To be done
Search the data for the word "Horst". Reproduce every line where it is found.

[Collection entries]
-*-

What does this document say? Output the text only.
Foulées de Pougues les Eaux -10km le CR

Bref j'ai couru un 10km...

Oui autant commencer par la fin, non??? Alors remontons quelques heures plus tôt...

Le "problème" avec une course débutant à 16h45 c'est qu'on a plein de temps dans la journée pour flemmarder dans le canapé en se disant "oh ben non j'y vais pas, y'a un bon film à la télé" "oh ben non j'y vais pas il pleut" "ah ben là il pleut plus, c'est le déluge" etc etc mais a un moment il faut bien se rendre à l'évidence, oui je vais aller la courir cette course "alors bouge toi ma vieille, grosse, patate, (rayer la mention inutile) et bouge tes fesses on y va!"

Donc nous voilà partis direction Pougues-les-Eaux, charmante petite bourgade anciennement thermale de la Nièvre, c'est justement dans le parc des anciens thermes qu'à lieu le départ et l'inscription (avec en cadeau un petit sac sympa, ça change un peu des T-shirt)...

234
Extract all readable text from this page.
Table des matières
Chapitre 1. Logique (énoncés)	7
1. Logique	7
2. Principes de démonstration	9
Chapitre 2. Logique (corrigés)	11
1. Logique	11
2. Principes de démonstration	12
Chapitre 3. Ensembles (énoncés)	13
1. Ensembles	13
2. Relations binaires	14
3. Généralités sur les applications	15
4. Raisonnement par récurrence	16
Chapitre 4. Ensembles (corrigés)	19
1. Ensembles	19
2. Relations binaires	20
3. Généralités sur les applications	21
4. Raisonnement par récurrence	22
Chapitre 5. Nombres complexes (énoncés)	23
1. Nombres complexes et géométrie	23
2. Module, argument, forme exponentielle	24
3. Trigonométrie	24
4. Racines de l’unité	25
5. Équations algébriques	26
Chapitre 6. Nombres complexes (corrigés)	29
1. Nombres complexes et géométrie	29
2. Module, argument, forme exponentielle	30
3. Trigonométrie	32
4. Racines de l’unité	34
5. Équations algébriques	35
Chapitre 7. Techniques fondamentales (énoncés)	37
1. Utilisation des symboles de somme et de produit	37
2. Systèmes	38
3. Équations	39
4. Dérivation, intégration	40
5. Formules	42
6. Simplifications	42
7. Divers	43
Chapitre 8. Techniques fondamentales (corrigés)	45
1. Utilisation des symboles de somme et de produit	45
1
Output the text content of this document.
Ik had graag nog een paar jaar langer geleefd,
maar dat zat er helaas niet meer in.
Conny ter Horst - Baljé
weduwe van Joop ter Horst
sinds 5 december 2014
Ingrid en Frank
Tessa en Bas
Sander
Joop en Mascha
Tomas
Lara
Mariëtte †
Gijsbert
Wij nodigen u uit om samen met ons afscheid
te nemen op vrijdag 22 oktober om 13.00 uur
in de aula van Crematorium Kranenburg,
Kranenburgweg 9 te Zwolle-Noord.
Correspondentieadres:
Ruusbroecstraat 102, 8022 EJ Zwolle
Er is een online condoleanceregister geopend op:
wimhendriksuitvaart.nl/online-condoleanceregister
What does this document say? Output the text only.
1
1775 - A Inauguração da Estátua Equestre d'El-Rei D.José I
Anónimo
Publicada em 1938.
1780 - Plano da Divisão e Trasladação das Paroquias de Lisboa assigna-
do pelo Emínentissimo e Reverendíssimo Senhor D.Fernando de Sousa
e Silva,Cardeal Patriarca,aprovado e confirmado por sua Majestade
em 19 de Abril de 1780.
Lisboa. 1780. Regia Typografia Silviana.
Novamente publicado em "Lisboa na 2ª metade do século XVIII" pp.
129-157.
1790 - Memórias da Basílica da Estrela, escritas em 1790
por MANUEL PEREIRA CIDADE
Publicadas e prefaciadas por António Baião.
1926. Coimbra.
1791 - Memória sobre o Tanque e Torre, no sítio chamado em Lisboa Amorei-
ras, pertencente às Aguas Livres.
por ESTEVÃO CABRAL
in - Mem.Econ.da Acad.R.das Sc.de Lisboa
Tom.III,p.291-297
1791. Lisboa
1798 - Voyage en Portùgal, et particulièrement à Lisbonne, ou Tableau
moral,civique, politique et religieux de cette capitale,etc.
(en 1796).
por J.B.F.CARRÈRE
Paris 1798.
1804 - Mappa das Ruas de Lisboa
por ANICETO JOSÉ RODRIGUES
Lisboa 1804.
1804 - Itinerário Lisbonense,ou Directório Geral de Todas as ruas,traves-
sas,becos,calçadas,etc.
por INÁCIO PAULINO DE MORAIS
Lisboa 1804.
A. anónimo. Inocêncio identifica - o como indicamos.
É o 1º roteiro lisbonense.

-*-

Reply to the exercise
Conny ter Horst - Baljé
weduwe van Joop ter Horst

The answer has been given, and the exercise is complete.